→ **EXERCISE REQUIREMENTS**: Give the number of lines in the data that hold the string "program". Nothing else is needed.

→ **DATA FOR THIS EXERCISE**:
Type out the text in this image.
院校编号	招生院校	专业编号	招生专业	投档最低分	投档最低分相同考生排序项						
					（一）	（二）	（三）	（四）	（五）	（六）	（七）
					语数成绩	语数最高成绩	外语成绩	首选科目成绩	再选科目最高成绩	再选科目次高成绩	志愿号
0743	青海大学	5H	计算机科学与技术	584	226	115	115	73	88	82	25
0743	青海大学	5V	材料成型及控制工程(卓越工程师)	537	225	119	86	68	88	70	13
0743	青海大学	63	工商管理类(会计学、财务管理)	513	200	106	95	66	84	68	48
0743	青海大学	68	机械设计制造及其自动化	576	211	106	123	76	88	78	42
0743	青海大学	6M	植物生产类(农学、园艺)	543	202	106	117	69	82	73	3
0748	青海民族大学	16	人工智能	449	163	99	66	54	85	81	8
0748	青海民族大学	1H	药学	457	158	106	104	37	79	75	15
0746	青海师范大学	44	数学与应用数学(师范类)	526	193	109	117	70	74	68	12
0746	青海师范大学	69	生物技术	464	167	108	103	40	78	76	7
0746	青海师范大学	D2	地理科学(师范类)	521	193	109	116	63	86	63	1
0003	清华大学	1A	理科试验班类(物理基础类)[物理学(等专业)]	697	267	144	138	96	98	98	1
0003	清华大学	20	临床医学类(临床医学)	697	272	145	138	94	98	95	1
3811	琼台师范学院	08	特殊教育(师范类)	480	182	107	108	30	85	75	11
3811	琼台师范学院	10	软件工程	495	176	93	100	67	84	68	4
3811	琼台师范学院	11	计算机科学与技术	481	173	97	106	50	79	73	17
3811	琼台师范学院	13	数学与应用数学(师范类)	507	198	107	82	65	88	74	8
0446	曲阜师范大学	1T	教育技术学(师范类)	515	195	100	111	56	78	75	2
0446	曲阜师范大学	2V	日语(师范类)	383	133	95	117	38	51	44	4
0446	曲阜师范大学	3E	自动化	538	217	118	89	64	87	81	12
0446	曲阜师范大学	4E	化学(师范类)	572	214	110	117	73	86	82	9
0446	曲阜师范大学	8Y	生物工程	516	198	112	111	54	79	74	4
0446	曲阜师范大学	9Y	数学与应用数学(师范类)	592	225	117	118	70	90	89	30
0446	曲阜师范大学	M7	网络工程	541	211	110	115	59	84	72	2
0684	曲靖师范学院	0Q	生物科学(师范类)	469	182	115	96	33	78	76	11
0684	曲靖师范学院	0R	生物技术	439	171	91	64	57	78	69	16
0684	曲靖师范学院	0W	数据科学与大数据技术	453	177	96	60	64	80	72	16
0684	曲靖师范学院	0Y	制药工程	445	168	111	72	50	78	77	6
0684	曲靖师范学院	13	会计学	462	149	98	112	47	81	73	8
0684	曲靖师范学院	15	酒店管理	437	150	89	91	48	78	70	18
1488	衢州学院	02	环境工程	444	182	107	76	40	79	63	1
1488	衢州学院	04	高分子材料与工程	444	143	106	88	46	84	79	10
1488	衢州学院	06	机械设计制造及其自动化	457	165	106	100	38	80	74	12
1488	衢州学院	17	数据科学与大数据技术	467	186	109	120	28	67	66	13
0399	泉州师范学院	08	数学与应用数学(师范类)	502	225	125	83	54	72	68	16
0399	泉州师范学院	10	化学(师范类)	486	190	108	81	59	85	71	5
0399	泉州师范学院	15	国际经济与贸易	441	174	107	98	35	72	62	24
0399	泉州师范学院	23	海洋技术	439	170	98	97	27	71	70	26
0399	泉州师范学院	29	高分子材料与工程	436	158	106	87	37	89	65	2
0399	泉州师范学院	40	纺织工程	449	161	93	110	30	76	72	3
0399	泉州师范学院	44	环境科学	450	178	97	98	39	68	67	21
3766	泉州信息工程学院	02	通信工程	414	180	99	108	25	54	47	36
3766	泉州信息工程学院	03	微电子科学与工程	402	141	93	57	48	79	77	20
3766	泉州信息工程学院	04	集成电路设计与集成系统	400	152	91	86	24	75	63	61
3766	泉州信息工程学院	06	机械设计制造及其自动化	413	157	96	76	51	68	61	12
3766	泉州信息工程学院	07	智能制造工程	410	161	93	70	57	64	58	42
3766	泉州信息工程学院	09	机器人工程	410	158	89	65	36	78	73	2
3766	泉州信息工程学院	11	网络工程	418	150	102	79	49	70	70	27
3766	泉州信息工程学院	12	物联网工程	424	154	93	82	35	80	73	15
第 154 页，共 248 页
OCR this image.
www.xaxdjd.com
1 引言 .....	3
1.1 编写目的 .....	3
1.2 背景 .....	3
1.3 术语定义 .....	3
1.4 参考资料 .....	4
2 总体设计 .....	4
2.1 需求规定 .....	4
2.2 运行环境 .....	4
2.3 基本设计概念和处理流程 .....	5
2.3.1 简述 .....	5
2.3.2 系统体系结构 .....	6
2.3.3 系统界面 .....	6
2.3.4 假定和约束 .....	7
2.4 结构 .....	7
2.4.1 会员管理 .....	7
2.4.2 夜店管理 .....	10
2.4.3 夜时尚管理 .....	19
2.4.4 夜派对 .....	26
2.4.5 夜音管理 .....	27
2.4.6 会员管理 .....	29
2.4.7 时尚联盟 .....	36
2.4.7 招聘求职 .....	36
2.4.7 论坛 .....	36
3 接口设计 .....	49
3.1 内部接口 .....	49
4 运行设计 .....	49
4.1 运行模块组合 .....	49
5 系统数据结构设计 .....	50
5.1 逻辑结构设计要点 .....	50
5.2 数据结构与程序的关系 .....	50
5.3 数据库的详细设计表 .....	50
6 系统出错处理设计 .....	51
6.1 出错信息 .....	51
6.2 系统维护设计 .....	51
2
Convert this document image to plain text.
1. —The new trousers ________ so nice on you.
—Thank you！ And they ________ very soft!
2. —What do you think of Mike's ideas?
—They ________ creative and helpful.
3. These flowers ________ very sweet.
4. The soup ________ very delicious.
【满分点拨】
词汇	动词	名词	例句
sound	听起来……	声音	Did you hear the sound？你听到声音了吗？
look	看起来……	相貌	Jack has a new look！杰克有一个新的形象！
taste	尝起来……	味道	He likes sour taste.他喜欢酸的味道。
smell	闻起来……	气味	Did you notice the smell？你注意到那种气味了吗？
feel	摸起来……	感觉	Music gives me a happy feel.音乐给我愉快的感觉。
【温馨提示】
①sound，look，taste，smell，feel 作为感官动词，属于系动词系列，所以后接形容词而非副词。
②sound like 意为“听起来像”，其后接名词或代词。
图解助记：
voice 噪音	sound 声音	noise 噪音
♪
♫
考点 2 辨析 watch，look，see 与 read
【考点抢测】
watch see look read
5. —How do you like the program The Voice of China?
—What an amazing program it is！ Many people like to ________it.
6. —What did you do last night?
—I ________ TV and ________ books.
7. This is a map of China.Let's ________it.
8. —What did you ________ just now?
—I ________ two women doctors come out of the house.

→ **PROBLEM SOLUTION**: 2